TASK TO COMPLETE: Locate each line of the material that contains "Illinois", then return it.

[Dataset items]
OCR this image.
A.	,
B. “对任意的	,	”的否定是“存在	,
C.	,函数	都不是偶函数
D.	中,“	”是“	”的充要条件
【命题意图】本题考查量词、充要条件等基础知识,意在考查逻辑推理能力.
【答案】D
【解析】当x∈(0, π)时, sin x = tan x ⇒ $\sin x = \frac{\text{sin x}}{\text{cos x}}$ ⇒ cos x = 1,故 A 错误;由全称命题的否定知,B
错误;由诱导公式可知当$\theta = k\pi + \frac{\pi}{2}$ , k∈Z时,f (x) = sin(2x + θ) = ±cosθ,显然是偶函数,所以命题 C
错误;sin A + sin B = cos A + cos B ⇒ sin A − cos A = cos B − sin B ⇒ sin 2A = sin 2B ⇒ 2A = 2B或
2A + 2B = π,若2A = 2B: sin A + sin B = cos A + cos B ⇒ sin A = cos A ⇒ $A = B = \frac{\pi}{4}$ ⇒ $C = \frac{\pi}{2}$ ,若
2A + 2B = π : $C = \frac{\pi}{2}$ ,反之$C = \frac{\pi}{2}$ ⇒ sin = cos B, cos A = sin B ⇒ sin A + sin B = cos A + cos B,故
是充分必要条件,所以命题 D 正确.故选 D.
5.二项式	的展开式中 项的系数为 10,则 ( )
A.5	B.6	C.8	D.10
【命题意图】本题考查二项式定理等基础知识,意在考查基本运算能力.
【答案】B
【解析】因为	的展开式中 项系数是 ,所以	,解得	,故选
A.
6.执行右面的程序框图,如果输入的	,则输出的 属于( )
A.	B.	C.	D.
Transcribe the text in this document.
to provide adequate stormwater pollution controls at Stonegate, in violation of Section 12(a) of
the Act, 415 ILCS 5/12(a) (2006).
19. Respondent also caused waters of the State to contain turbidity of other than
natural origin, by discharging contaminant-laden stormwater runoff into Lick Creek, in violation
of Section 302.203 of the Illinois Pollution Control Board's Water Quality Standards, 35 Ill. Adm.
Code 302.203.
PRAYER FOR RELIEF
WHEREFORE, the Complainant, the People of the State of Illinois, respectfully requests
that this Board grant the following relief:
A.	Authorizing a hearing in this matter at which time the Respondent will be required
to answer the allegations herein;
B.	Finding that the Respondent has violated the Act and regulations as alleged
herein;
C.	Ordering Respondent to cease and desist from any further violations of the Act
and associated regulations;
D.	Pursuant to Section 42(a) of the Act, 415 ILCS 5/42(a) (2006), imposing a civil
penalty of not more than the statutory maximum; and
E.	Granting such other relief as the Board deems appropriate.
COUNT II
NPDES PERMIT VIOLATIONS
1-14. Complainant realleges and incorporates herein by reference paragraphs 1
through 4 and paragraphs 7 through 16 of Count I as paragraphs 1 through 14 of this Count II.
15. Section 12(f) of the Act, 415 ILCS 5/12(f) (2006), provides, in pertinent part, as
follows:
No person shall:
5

SOLUTION:
of Section 302.203 of the Illinois Pollution Control Board's Water Quality Standards, 35 Ill. Adm.
WHEREFORE, the Complainant, the People of the State of Illinois, respectfully requests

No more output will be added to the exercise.